## begin Supplied records
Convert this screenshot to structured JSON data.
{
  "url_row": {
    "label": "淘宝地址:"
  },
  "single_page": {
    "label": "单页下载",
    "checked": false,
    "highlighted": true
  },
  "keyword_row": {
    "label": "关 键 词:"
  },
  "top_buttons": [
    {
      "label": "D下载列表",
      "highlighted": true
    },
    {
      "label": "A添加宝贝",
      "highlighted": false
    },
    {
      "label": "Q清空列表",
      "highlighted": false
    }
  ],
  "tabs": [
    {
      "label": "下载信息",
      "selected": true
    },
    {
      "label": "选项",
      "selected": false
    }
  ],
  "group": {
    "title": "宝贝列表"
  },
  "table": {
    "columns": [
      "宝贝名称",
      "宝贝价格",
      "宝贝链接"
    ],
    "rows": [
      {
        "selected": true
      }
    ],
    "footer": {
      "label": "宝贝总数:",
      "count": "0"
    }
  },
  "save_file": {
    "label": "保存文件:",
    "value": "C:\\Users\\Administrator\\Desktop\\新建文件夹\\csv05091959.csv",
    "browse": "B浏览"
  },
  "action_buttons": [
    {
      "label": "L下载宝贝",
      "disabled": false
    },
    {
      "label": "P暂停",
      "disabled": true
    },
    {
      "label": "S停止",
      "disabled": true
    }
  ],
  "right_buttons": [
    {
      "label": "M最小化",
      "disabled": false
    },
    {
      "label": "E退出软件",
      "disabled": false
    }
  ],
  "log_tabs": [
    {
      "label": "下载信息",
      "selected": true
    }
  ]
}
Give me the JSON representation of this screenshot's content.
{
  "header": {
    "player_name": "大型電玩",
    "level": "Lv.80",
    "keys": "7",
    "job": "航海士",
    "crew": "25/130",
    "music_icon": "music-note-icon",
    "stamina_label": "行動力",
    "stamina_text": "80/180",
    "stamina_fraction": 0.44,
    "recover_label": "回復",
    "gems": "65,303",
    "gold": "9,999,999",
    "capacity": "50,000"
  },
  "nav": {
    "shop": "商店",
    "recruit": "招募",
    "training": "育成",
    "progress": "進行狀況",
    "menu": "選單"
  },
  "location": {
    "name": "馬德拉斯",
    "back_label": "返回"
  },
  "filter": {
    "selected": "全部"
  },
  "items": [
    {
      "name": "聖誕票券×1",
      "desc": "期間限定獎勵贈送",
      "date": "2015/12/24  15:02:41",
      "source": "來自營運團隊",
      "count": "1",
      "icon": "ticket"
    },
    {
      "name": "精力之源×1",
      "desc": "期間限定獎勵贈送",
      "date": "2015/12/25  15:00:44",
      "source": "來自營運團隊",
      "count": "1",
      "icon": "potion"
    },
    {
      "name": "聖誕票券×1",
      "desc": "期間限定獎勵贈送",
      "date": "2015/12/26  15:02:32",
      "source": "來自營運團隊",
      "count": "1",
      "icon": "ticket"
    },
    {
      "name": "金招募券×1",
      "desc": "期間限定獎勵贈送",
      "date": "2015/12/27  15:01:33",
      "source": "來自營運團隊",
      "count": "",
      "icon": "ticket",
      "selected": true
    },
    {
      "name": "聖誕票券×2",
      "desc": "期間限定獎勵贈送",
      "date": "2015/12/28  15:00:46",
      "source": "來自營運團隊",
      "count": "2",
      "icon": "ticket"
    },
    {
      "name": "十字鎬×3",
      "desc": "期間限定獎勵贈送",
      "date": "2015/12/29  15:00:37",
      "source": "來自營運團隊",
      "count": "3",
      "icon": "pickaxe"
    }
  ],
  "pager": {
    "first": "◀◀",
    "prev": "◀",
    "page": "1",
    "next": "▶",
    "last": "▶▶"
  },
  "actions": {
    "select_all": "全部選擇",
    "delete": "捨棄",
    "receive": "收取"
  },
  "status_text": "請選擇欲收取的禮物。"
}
## end Supplied records
Each record above should be returned exactly as it appears.

Convert this screenshot to structured JSON data.
{
  "url_row": {
    "label": "淘宝地址:"
  },
  "single_page": {
    "label": "单页下载",
    "checked": false,
    "highlighted": true
  },
  "keyword_row": {
    "label": "关 键 词:"
  },
  "top_buttons": [
    {
      "label": "D下载列表",
      "highlighted": true
    },
    {
      "label": "A添加宝贝",
      "highlighted": false
    },
    {
      "label": "Q清空列表",
      "highlighted": false
    }
  ],
  "tabs": [
    {
      "label": "下载信息",
      "selected": true
    },
    {
      "label": "选项",
      "selected": false
    }
  ],
  "group": {
    "title": "宝贝列表"
  },
  "table": {
    "columns": [
      "宝贝名称",
      "宝贝价格",
      "宝贝链接"
    ],
    "rows": [
      {
        "selected": true
      }
    ],
    "footer": {
      "label": "宝贝总数:",
      "count": "0"
    }
  },
  "save_file": {
    "label": "保存文件:",
    "value": "C:\\Users\\Administrator\\Desktop\\新建文件夹\\csv05091959.csv",
    "browse": "B浏览"
  },
  "action_buttons": [
    {
      "label": "L下载宝贝",
      "disabled": false
    },
    {
      "label": "P暂停",
      "disabled": true
    },
    {
      "label": "S停止",
      "disabled": true
    }
  ],
  "right_buttons": [
    {
      "label": "M最小化",
      "disabled": false
    },
    {
      "label": "E退出软件",
      "disabled": false
    }
  ],
  "log_tabs": [
    {
      "label": "下载信息",
      "selected": true
    }
  ]
}
Give me the JSON representation of this screenshot's content.
{
  "header": {
    "player_name": "大型電玩",
    "level": "Lv.80",
    "keys": "7",
    "job": "航海士",
    "crew": "25/130",
    "music_icon": "music-note-icon",
    "stamina_label": "行動力",
    "stamina_text": "80/180",
    "stamina_fraction": 0.44,
    "recover_label": "回復",
    "gems": "65,303",
    "gold": "9,999,999",
    "capacity": "50,000"
  },
  "nav": {
    "shop": "商店",
    "recruit": "招募",
    "training": "育成",
    "progress": "進行狀況",
    "menu": "選單"
  },
  "location": {
    "name": "馬德拉斯",
    "back_label": "返回"
  },
  "filter": {
    "selected": "全部"
  },
  "items": [
    {
      "name": "聖誕票券×1",
      "desc": "期間限定獎勵贈送",
      "date": "2015/12/24  15:02:41",
      "source": "來自營運團隊",
      "count": "1",
      "icon": "ticket"
    },
    {
      "name": "精力之源×1",
      "desc": "期間限定獎勵贈送",
      "date": "2015/12/25  15:00:44",
      "source": "來自營運團隊",
      "count": "1",
      "icon": "potion"
    },
    {
      "name": "聖誕票券×1",
      "desc": "期間限定獎勵贈送",
      "date": "2015/12/26  15:02:32",
      "source": "來自營運團隊",
      "count": "1",
      "icon": "ticket"
    },
    {
      "name": "金招募券×1",
      "desc": "期間限定獎勵贈送",
      "date": "2015/12/27  15:01:33",
      "source": "來自營運團隊",
      "count": "",
      "icon": "ticket",
      "selected": true
    },
    {
      "name": "聖誕票券×2",
      "desc": "期間限定獎勵贈送",
      "date": "2015/12/28  15:00:46",
      "source": "來自營運團隊",
      "count": "2",
      "icon": "ticket"
    },
    {
      "name": "十字鎬×3",
      "desc": "期間限定獎勵贈送",
      "date": "2015/12/29  15:00:37",
      "source": "來自營運團隊",
      "count": "3",
      "icon": "pickaxe"
    }
  ],
  "pager": {
    "first": "◀◀",
    "prev": "◀",
    "page": "1",
    "next": "▶",
    "last": "▶▶"
  },
  "actions": {
    "select_all": "全部選擇",
    "delete": "捨棄",
    "receive": "收取"
  },
  "status_text": "請選擇欲收取的禮物。"
}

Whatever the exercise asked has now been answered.